# [INFORMATION]
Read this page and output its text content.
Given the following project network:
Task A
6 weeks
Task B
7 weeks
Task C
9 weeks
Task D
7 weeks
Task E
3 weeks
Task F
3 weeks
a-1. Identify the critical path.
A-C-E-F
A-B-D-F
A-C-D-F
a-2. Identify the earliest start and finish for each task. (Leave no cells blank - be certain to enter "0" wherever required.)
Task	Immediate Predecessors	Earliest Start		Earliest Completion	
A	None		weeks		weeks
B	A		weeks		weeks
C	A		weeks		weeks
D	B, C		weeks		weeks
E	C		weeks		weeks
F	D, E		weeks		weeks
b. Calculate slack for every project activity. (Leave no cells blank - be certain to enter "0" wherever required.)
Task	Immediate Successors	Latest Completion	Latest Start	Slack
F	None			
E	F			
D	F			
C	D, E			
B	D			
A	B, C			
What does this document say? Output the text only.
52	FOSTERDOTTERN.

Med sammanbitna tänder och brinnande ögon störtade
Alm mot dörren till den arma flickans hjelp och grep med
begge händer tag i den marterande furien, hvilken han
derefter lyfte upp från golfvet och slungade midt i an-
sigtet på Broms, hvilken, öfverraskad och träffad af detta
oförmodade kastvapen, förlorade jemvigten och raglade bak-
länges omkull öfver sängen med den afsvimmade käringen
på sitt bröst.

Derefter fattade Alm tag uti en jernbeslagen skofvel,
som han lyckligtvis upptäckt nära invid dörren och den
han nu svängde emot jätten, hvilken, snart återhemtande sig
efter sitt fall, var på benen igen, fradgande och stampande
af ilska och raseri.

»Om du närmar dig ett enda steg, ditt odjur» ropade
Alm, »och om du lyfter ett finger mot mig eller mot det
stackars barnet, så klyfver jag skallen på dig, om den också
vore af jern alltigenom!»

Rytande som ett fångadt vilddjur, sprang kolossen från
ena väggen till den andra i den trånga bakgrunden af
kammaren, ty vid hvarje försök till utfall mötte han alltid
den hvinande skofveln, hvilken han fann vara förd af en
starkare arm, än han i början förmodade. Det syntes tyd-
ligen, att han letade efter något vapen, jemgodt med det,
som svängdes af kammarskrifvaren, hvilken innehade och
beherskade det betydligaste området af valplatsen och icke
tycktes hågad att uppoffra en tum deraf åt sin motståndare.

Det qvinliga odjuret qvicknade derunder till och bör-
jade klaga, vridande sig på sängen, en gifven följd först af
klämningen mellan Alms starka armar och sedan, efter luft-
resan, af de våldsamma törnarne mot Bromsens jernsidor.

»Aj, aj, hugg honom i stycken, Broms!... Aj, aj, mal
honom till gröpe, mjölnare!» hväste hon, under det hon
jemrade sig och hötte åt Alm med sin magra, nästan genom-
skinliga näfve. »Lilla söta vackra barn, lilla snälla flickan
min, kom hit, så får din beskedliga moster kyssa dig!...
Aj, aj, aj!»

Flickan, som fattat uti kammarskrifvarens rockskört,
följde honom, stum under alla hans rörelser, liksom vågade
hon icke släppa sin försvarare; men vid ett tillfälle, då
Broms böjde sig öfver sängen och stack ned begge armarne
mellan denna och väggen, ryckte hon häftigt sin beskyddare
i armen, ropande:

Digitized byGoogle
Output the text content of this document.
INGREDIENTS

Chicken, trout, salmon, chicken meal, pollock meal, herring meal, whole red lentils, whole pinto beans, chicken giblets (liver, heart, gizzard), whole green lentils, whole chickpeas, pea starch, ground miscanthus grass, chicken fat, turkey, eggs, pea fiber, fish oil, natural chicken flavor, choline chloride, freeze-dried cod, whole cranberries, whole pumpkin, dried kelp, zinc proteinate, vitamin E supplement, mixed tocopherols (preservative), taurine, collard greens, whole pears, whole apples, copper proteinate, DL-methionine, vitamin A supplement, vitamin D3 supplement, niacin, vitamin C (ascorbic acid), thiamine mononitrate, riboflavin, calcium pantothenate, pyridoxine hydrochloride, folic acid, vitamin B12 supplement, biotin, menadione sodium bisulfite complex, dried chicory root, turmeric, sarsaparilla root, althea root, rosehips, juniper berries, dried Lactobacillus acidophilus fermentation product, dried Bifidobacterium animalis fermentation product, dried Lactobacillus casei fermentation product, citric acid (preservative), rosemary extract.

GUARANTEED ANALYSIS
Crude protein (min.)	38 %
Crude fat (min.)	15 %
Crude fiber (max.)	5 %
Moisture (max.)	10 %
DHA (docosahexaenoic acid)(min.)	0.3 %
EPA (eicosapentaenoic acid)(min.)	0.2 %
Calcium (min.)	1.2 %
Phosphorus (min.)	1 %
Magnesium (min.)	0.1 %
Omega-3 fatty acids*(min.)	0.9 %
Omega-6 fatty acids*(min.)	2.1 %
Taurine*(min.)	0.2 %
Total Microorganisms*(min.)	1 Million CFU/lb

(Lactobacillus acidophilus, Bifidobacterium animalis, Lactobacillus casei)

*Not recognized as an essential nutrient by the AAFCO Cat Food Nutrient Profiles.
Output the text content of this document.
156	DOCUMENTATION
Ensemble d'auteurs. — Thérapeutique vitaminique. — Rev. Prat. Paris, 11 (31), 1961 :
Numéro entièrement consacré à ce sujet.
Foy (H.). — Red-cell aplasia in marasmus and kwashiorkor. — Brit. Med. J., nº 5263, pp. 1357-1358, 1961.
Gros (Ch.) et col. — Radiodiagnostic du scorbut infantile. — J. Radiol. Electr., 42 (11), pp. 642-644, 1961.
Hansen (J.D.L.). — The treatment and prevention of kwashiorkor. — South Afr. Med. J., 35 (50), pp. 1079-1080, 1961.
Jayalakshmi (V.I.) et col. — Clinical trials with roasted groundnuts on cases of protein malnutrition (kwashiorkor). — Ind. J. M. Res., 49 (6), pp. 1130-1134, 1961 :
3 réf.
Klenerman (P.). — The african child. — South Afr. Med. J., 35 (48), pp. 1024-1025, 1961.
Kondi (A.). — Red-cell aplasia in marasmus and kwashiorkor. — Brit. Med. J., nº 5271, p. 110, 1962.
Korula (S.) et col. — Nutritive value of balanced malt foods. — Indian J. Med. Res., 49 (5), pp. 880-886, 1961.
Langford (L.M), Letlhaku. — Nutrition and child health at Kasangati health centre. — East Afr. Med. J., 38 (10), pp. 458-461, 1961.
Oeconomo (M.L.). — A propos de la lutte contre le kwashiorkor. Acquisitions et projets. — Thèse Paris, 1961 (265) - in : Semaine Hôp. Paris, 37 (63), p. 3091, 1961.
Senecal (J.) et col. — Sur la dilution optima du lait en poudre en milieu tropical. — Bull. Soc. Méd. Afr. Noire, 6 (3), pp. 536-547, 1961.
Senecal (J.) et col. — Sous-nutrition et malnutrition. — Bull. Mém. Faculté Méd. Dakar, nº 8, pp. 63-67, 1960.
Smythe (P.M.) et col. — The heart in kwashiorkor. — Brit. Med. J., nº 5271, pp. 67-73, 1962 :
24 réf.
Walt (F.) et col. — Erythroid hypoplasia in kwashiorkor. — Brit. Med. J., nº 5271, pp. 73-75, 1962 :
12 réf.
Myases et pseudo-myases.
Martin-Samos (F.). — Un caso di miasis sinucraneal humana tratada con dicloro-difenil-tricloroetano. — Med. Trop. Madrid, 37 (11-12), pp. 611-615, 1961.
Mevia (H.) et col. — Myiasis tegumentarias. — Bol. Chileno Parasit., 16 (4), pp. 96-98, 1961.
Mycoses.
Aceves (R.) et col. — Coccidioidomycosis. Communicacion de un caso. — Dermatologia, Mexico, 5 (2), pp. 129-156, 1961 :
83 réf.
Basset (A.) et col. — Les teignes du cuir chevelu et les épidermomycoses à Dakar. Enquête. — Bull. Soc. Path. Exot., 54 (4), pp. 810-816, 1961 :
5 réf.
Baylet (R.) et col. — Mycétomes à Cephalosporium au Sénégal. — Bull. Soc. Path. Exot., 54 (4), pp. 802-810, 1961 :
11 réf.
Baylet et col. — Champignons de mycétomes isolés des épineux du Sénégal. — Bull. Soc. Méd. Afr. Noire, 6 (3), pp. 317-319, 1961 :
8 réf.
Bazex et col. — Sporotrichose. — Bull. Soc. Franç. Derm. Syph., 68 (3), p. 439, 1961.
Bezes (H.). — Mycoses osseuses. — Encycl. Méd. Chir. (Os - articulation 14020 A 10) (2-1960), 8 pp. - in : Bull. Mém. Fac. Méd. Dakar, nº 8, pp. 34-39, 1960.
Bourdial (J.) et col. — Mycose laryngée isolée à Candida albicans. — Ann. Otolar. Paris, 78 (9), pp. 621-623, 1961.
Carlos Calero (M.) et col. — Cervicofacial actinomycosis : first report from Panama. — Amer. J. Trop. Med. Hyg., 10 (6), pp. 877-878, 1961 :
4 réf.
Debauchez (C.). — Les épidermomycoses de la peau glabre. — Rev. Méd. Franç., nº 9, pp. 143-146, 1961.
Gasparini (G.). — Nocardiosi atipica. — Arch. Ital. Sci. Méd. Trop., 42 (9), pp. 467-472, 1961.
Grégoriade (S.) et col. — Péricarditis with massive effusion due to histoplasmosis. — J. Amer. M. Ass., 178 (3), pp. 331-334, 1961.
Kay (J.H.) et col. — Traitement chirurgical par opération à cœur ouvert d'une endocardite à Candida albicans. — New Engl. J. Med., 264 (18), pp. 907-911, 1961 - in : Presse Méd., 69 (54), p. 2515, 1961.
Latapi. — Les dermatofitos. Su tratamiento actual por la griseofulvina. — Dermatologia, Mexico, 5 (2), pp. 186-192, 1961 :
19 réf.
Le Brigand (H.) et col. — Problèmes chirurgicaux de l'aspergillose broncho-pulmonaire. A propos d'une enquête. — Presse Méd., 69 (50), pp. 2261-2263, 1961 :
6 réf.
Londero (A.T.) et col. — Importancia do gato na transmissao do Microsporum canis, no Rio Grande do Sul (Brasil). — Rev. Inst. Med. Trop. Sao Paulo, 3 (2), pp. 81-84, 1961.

# [EXERCISE BRIEF]
Locate all lines in the listing above with the word "honom". Copy them.

# [WRITTEN SOLUTION]
»Aj, aj, hugg honom i stycken, Broms!... Aj, aj, mal
honom till gröpe, mjölnare!» hväste hon, under det hon
följde honom, stum under alla hans rörelser, liksom vågade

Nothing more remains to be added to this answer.